What you should do:
Copy out each line of the data holding "structured".

Figure collection entries:
== == ==

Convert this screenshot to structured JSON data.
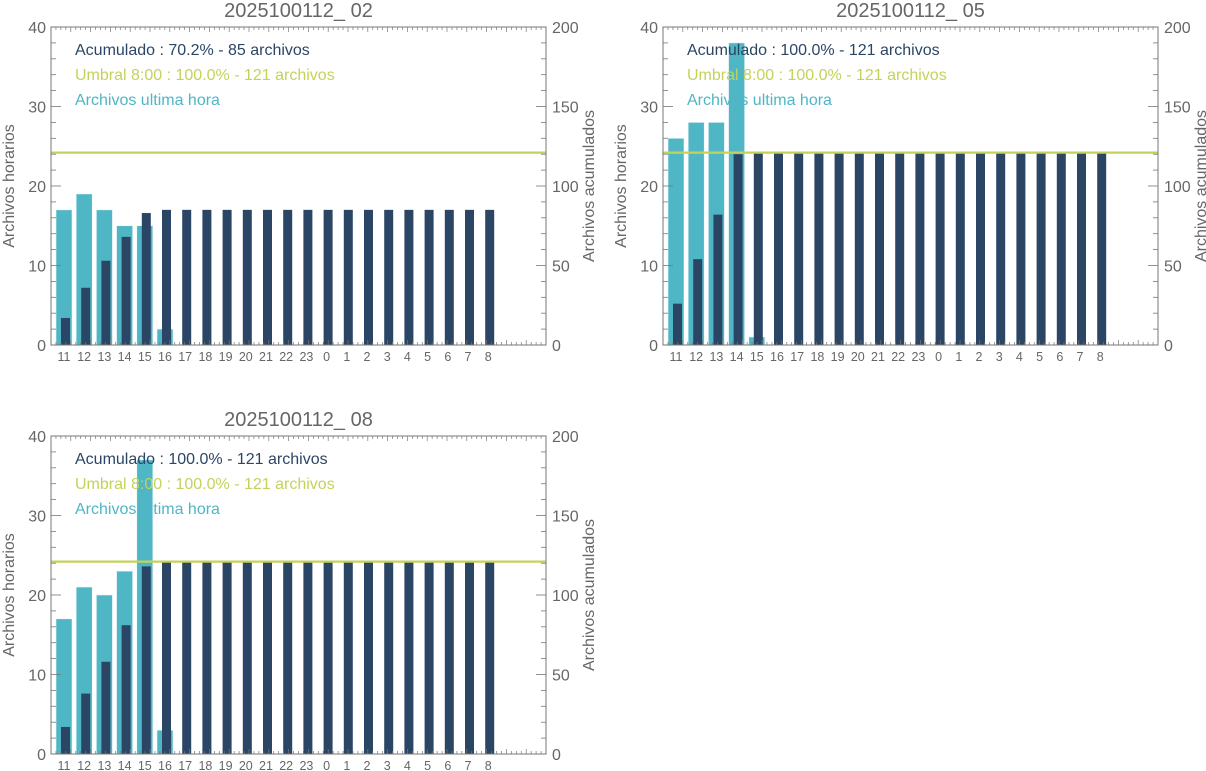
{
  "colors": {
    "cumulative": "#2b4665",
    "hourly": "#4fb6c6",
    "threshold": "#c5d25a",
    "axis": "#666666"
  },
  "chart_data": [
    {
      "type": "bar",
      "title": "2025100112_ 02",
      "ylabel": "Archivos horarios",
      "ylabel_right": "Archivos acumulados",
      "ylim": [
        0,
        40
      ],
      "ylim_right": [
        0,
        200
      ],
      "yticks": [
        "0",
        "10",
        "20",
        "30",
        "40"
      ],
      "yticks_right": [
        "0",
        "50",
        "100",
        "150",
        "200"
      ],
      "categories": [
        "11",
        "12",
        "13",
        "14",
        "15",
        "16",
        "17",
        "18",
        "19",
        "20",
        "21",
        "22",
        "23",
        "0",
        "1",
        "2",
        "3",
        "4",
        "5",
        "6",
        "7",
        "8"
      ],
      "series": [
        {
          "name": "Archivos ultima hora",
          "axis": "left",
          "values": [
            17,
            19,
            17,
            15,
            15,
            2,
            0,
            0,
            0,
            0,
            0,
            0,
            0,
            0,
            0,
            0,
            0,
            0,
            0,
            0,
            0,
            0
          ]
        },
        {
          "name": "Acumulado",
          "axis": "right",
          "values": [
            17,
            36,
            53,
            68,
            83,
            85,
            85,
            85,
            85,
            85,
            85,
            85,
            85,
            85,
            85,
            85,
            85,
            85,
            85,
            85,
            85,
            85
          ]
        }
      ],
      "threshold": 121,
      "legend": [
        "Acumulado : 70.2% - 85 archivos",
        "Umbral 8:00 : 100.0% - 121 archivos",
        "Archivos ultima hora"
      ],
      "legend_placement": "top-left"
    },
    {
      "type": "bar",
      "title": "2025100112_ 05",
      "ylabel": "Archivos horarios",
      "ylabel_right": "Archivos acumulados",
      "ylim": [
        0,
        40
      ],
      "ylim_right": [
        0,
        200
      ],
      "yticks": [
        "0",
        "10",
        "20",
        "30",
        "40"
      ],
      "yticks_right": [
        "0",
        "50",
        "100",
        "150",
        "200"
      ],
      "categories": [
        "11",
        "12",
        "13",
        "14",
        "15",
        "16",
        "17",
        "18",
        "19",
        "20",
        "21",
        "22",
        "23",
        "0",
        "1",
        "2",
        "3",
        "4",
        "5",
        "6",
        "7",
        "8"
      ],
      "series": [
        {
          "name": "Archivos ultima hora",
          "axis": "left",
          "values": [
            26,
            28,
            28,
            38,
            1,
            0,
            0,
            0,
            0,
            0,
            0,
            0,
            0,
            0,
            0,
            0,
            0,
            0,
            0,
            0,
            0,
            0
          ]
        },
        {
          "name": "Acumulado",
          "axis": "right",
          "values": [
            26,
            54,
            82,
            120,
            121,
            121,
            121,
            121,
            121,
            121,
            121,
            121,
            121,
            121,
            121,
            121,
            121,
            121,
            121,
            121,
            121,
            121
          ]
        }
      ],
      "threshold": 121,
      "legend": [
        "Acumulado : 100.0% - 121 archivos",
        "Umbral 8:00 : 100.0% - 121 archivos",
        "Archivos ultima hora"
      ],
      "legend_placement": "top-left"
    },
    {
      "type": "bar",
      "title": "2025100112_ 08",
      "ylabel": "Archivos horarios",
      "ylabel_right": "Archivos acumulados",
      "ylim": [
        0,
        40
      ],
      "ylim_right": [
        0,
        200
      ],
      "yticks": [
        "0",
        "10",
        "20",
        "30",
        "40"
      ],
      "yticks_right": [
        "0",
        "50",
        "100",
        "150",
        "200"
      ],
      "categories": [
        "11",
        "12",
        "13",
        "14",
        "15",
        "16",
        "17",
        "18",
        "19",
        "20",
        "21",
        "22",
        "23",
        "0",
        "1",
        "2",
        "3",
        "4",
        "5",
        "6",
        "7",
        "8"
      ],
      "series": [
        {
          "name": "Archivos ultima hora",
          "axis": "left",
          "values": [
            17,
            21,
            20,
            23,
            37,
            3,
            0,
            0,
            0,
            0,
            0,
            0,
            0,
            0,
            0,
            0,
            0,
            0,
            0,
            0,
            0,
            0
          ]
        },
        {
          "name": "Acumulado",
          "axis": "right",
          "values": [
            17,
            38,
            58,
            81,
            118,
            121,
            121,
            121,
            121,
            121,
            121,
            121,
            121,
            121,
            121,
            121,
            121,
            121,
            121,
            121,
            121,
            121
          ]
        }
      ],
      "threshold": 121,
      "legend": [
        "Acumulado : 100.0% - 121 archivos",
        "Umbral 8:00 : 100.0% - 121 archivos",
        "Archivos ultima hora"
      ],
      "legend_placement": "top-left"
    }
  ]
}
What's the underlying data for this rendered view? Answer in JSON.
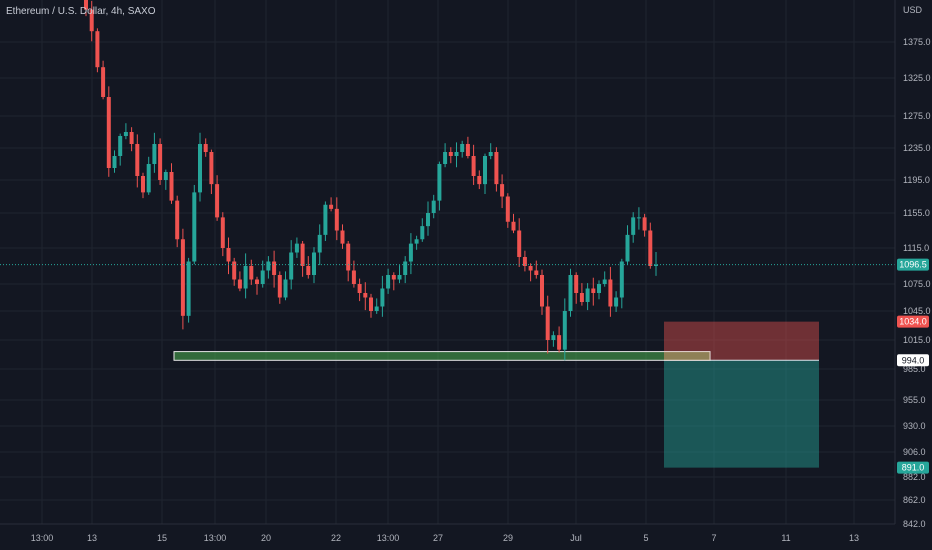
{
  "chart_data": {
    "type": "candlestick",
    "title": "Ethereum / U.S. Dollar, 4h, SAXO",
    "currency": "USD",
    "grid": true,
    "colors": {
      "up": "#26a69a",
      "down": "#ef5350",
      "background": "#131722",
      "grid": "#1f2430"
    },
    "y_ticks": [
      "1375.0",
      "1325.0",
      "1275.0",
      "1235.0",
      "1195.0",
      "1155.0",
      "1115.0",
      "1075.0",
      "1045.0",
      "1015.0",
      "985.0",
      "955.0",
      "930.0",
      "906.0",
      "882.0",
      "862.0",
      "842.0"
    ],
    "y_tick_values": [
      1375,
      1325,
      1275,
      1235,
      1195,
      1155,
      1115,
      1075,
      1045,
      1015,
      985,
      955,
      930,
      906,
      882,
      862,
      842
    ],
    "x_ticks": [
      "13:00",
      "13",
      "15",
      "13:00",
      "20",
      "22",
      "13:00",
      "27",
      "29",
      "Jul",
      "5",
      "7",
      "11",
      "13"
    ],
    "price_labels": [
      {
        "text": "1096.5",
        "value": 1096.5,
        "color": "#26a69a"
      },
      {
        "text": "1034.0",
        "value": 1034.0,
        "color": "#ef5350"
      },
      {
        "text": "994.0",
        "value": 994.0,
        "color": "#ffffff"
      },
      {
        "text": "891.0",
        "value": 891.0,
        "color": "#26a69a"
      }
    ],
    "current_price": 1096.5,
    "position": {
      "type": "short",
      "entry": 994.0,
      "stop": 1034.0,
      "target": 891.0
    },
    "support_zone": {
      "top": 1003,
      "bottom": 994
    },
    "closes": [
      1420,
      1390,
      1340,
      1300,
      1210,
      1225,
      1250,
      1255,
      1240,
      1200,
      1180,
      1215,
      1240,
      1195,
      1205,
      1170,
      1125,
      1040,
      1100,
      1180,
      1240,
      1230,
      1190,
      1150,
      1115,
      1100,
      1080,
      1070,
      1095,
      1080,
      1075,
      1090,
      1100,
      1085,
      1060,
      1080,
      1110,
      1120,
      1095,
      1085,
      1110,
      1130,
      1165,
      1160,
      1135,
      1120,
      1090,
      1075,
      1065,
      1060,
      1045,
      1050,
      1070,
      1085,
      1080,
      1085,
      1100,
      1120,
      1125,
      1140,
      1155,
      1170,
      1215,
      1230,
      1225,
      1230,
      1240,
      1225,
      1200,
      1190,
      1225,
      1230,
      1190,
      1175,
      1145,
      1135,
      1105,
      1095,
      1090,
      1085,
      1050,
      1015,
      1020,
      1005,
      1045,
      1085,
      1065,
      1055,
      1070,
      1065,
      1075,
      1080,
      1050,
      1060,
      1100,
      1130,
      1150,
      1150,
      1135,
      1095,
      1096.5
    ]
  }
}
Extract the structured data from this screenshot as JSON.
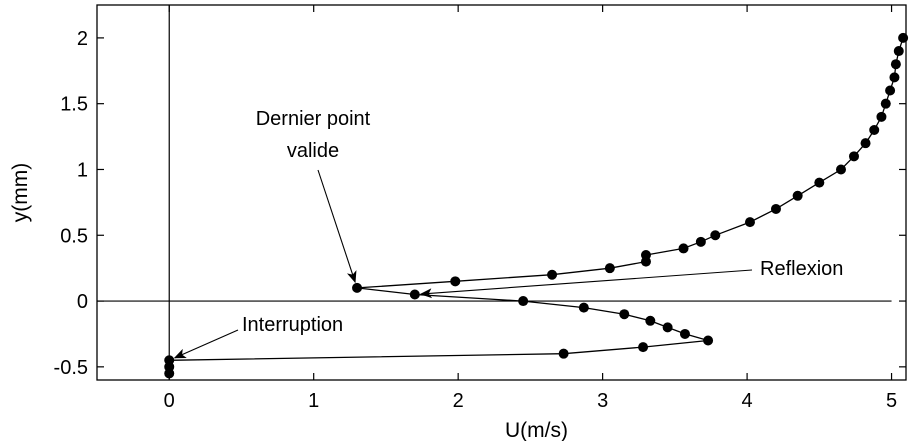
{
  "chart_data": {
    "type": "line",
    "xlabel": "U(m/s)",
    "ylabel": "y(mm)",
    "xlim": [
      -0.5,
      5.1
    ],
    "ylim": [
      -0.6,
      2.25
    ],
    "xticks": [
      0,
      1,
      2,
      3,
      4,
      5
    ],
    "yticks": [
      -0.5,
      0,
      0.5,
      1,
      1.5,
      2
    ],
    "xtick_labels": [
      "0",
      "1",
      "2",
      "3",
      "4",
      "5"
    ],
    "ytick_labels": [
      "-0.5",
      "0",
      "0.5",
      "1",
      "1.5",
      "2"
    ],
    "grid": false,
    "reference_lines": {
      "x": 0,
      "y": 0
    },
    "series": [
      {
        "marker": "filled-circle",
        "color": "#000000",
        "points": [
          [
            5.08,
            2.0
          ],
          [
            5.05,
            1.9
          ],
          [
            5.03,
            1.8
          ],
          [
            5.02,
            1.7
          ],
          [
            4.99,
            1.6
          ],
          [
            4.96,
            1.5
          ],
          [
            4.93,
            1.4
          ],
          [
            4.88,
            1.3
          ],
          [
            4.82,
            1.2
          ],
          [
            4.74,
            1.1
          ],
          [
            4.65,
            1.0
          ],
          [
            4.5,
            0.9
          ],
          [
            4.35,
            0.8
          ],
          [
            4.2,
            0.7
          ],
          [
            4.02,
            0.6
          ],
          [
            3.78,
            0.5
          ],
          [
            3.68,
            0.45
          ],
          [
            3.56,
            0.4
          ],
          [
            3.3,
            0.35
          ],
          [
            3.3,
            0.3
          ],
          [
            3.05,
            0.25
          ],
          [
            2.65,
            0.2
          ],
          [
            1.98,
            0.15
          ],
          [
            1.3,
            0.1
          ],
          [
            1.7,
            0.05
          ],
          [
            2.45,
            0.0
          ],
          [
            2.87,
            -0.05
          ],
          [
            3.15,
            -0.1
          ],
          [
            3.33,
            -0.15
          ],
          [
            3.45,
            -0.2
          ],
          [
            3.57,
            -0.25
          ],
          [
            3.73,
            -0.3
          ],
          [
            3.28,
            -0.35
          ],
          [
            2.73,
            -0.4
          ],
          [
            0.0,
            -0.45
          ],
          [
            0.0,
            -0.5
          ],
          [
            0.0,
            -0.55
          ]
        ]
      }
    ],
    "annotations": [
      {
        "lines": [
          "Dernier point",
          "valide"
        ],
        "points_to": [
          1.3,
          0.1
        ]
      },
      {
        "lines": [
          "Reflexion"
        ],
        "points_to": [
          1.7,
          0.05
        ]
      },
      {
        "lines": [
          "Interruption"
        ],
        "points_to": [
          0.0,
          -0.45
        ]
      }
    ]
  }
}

== == ==

Task response:
Convert this screenshot to structured JSON data.
Extract the structured data from this screenshot as JSON.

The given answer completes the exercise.